Data shown -
◇ ◇ ◇ ◇
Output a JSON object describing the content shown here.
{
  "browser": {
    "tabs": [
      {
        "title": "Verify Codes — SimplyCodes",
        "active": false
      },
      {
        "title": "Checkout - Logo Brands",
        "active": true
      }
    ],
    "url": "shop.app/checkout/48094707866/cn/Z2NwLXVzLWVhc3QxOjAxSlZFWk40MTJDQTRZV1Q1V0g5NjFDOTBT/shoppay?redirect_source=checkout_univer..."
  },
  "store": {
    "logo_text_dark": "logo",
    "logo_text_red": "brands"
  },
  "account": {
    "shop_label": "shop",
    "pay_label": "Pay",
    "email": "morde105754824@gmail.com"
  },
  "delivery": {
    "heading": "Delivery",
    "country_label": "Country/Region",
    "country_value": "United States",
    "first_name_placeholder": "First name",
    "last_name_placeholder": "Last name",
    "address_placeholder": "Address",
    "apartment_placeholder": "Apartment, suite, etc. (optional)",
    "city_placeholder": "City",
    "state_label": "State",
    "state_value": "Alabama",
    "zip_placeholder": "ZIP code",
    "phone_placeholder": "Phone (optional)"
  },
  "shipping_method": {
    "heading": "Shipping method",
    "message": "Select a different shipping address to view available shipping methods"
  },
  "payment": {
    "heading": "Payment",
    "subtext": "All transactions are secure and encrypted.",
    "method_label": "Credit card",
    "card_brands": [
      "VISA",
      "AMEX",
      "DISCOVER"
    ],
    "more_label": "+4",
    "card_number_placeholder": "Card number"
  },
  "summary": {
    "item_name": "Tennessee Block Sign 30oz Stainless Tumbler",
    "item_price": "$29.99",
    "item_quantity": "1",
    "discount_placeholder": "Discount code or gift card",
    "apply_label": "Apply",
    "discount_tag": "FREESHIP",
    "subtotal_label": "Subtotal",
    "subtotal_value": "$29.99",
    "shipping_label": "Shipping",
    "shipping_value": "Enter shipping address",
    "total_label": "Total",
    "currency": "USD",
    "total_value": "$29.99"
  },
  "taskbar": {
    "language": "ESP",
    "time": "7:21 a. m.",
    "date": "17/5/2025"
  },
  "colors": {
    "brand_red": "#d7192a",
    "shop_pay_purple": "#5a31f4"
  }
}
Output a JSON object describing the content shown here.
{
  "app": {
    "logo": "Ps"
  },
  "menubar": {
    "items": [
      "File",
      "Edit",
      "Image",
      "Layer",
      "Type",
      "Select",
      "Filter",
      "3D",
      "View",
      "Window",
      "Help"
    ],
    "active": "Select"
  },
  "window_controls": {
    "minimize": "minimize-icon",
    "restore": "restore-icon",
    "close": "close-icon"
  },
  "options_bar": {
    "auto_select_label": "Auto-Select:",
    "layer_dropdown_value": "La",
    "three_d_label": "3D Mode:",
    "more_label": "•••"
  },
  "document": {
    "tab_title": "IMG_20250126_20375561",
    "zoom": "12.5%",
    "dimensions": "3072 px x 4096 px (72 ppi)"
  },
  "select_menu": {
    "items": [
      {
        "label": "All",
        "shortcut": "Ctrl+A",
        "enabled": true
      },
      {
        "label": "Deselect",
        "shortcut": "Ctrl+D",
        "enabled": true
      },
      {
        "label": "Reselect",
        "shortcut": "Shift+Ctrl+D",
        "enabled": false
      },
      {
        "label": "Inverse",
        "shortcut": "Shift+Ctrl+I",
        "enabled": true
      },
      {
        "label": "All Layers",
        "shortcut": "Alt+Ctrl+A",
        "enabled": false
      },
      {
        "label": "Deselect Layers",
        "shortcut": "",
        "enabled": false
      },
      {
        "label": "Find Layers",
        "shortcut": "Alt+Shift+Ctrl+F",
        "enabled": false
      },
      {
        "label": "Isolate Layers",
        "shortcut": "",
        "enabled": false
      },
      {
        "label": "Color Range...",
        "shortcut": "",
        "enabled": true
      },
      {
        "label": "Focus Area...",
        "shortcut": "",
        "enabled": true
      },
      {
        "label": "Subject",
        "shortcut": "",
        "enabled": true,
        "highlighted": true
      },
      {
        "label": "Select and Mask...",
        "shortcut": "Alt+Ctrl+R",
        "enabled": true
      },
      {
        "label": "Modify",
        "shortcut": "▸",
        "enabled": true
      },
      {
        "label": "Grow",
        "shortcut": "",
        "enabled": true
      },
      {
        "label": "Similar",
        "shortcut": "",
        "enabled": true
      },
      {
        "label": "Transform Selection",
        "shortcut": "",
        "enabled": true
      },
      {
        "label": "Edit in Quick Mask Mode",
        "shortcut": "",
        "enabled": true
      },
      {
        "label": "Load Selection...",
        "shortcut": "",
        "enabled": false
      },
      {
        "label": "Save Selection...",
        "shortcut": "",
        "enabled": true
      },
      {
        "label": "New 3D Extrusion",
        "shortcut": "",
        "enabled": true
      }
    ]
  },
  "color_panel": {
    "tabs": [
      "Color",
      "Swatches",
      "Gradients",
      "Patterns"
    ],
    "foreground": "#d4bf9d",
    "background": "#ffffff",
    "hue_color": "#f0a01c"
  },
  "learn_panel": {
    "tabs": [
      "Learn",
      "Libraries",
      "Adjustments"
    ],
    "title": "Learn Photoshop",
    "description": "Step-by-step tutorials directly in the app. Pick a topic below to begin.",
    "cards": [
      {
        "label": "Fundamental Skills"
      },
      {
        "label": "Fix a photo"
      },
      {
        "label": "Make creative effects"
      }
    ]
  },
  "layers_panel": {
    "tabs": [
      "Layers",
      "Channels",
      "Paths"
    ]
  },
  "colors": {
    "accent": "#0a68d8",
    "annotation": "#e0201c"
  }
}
◇ ◇ ◇ ◇
Task details - Copy all the records above exactly, missing none.

Exercise output -
Output a JSON object describing the content shown here.
{
  "browser": {
    "tabs": [
      {
        "title": "Verify Codes — SimplyCodes",
        "active": false
      },
      {
        "title": "Checkout - Logo Brands",
        "active": true
      }
    ],
    "url": "shop.app/checkout/48094707866/cn/Z2NwLXVzLWVhc3QxOjAxSlZFWk40MTJDQTRZV1Q1V0g5NjFDOTBT/shoppay?redirect_source=checkout_univer..."
  },
  "store": {
    "logo_text_dark": "logo",
    "logo_text_red": "brands"
  },
  "account": {
    "shop_label": "shop",
    "pay_label": "Pay",
    "email": "morde105754824@gmail.com"
  },
  "delivery": {
    "heading": "Delivery",
    "country_label": "Country/Region",
    "country_value": "United States",
    "first_name_placeholder": "First name",
    "last_name_placeholder": "Last name",
    "address_placeholder": "Address",
    "apartment_placeholder": "Apartment, suite, etc. (optional)",
    "city_placeholder": "City",
    "state_label": "State",
    "state_value": "Alabama",
    "zip_placeholder": "ZIP code",
    "phone_placeholder": "Phone (optional)"
  },
  "shipping_method": {
    "heading": "Shipping method",
    "message": "Select a different shipping address to view available shipping methods"
  },
  "payment": {
    "heading": "Payment",
    "subtext": "All transactions are secure and encrypted.",
    "method_label": "Credit card",
    "card_brands": [
      "VISA",
      "AMEX",
      "DISCOVER"
    ],
    "more_label": "+4",
    "card_number_placeholder": "Card number"
  },
  "summary": {
    "item_name": "Tennessee Block Sign 30oz Stainless Tumbler",
    "item_price": "$29.99",
    "item_quantity": "1",
    "discount_placeholder": "Discount code or gift card",
    "apply_label": "Apply",
    "discount_tag": "FREESHIP",
    "subtotal_label": "Subtotal",
    "subtotal_value": "$29.99",
    "shipping_label": "Shipping",
    "shipping_value": "Enter shipping address",
    "total_label": "Total",
    "currency": "USD",
    "total_value": "$29.99"
  },
  "taskbar": {
    "language": "ESP",
    "time": "7:21 a. m.",
    "date": "17/5/2025"
  },
  "colors": {
    "brand_red": "#d7192a",
    "shop_pay_purple": "#5a31f4"
  }
}
Output a JSON object describing the content shown here.
{
  "app": {
    "logo": "Ps"
  },
  "menubar": {
    "items": [
      "File",
      "Edit",
      "Image",
      "Layer",
      "Type",
      "Select",
      "Filter",
      "3D",
      "View",
      "Window",
      "Help"
    ],
    "active": "Select"
  },
  "window_controls": {
    "minimize": "minimize-icon",
    "restore": "restore-icon",
    "close": "close-icon"
  },
  "options_bar": {
    "auto_select_label": "Auto-Select:",
    "layer_dropdown_value": "La",
    "three_d_label": "3D Mode:",
    "more_label": "•••"
  },
  "document": {
    "tab_title": "IMG_20250126_20375561",
    "zoom": "12.5%",
    "dimensions": "3072 px x 4096 px (72 ppi)"
  },
  "select_menu": {
    "items": [
      {
        "label": "All",
        "shortcut": "Ctrl+A",
        "enabled": true
      },
      {
        "label": "Deselect",
        "shortcut": "Ctrl+D",
        "enabled": true
      },
      {
        "label": "Reselect",
        "shortcut": "Shift+Ctrl+D",
        "enabled": false
      },
      {
        "label": "Inverse",
        "shortcut": "Shift+Ctrl+I",
        "enabled": true
      },
      {
        "label": "All Layers",
        "shortcut": "Alt+Ctrl+A",
        "enabled": false
      },
      {
        "label": "Deselect Layers",
        "shortcut": "",
        "enabled": false
      },
      {
        "label": "Find Layers",
        "shortcut": "Alt+Shift+Ctrl+F",
        "enabled": false
      },
      {
        "label": "Isolate Layers",
        "shortcut": "",
        "enabled": false
      },
      {
        "label": "Color Range...",
        "shortcut": "",
        "enabled": true
      },
      {
        "label": "Focus Area...",
        "shortcut": "",
        "enabled": true
      },
      {
        "label": "Subject",
        "shortcut": "",
        "enabled": true,
        "highlighted": true
      },
      {
        "label": "Select and Mask...",
        "shortcut": "Alt+Ctrl+R",
        "enabled": true
      },
      {
        "label": "Modify",
        "shortcut": "▸",
        "enabled": true
      },
      {
        "label": "Grow",
        "shortcut": "",
        "enabled": true
      },
      {
        "label": "Similar",
        "shortcut": "",
        "enabled": true
      },
      {
        "label": "Transform Selection",
        "shortcut": "",
        "enabled": true
      },
      {
        "label": "Edit in Quick Mask Mode",
        "shortcut": "",
        "enabled": true
      },
      {
        "label": "Load Selection...",
        "shortcut": "",
        "enabled": false
      },
      {
        "label": "Save Selection...",
        "shortcut": "",
        "enabled": true
      },
      {
        "label": "New 3D Extrusion",
        "shortcut": "",
        "enabled": true
      }
    ]
  },
  "color_panel": {
    "tabs": [
      "Color",
      "Swatches",
      "Gradients",
      "Patterns"
    ],
    "foreground": "#d4bf9d",
    "background": "#ffffff",
    "hue_color": "#f0a01c"
  },
  "learn_panel": {
    "tabs": [
      "Learn",
      "Libraries",
      "Adjustments"
    ],
    "title": "Learn Photoshop",
    "description": "Step-by-step tutorials directly in the app. Pick a topic below to begin.",
    "cards": [
      {
        "label": "Fundamental Skills"
      },
      {
        "label": "Fix a photo"
      },
      {
        "label": "Make creative effects"
      }
    ]
  },
  "layers_panel": {
    "tabs": [
      "Layers",
      "Channels",
      "Paths"
    ]
  },
  "colors": {
    "accent": "#0a68d8",
    "annotation": "#e0201c"
  }
}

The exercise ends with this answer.